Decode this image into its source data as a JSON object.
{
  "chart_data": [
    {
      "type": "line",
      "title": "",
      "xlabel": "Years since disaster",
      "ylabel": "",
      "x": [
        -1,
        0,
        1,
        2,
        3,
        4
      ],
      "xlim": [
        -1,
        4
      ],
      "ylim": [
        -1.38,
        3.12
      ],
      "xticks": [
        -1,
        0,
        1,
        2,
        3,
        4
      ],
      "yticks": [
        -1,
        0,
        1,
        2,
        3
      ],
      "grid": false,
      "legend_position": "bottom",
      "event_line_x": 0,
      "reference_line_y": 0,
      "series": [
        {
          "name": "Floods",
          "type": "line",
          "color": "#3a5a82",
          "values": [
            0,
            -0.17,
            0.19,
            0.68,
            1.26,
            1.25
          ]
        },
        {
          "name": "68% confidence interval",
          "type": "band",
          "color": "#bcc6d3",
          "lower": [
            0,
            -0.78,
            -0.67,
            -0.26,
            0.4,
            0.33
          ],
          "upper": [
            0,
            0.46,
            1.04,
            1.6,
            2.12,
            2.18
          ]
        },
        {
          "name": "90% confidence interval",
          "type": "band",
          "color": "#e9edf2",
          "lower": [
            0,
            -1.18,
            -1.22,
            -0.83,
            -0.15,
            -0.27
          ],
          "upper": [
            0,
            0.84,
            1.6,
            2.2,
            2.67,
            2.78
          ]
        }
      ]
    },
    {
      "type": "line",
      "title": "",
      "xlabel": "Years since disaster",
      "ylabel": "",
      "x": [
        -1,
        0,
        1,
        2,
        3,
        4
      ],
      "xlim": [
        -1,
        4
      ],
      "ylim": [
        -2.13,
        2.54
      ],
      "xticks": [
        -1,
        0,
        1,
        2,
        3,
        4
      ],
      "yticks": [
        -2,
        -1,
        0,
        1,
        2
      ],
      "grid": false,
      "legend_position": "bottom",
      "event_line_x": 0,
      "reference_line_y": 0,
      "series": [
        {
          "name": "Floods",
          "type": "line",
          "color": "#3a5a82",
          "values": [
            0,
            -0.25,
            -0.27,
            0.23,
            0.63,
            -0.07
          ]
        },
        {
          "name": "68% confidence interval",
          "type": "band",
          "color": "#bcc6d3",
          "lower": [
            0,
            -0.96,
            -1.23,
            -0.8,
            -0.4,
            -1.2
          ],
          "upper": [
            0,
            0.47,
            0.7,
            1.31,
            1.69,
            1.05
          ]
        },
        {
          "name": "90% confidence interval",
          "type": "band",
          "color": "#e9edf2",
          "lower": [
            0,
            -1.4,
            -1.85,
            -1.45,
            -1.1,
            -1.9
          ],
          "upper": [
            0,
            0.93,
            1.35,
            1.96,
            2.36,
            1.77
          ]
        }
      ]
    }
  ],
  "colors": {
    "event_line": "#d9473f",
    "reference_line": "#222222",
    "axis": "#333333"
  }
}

▸ **Aim of the exercise**: The records above must be repeated exactly, every one of them.

▸ **Completed exercise**:
Decode this image into its source data as a JSON object.
{
  "chart_data": [
    {
      "type": "line",
      "title": "",
      "xlabel": "Years since disaster",
      "ylabel": "",
      "x": [
        -1,
        0,
        1,
        2,
        3,
        4
      ],
      "xlim": [
        -1,
        4
      ],
      "ylim": [
        -1.38,
        3.12
      ],
      "xticks": [
        -1,
        0,
        1,
        2,
        3,
        4
      ],
      "yticks": [
        -1,
        0,
        1,
        2,
        3
      ],
      "grid": false,
      "legend_position": "bottom",
      "event_line_x": 0,
      "reference_line_y": 0,
      "series": [
        {
          "name": "Floods",
          "type": "line",
          "color": "#3a5a82",
          "values": [
            0,
            -0.17,
            0.19,
            0.68,
            1.26,
            1.25
          ]
        },
        {
          "name": "68% confidence interval",
          "type": "band",
          "color": "#bcc6d3",
          "lower": [
            0,
            -0.78,
            -0.67,
            -0.26,
            0.4,
            0.33
          ],
          "upper": [
            0,
            0.46,
            1.04,
            1.6,
            2.12,
            2.18
          ]
        },
        {
          "name": "90% confidence interval",
          "type": "band",
          "color": "#e9edf2",
          "lower": [
            0,
            -1.18,
            -1.22,
            -0.83,
            -0.15,
            -0.27
          ],
          "upper": [
            0,
            0.84,
            1.6,
            2.2,
            2.67,
            2.78
          ]
        }
      ]
    },
    {
      "type": "line",
      "title": "",
      "xlabel": "Years since disaster",
      "ylabel": "",
      "x": [
        -1,
        0,
        1,
        2,
        3,
        4
      ],
      "xlim": [
        -1,
        4
      ],
      "ylim": [
        -2.13,
        2.54
      ],
      "xticks": [
        -1,
        0,
        1,
        2,
        3,
        4
      ],
      "yticks": [
        -2,
        -1,
        0,
        1,
        2
      ],
      "grid": false,
      "legend_position": "bottom",
      "event_line_x": 0,
      "reference_line_y": 0,
      "series": [
        {
          "name": "Floods",
          "type": "line",
          "color": "#3a5a82",
          "values": [
            0,
            -0.25,
            -0.27,
            0.23,
            0.63,
            -0.07
          ]
        },
        {
          "name": "68% confidence interval",
          "type": "band",
          "color": "#bcc6d3",
          "lower": [
            0,
            -0.96,
            -1.23,
            -0.8,
            -0.4,
            -1.2
          ],
          "upper": [
            0,
            0.47,
            0.7,
            1.31,
            1.69,
            1.05
          ]
        },
        {
          "name": "90% confidence interval",
          "type": "band",
          "color": "#e9edf2",
          "lower": [
            0,
            -1.4,
            -1.85,
            -1.45,
            -1.1,
            -1.9
          ],
          "upper": [
            0,
            0.93,
            1.35,
            1.96,
            2.36,
            1.77
          ]
        }
      ]
    }
  ],
  "colors": {
    "event_line": "#d9473f",
    "reference_line": "#222222",
    "axis": "#333333"
  }
}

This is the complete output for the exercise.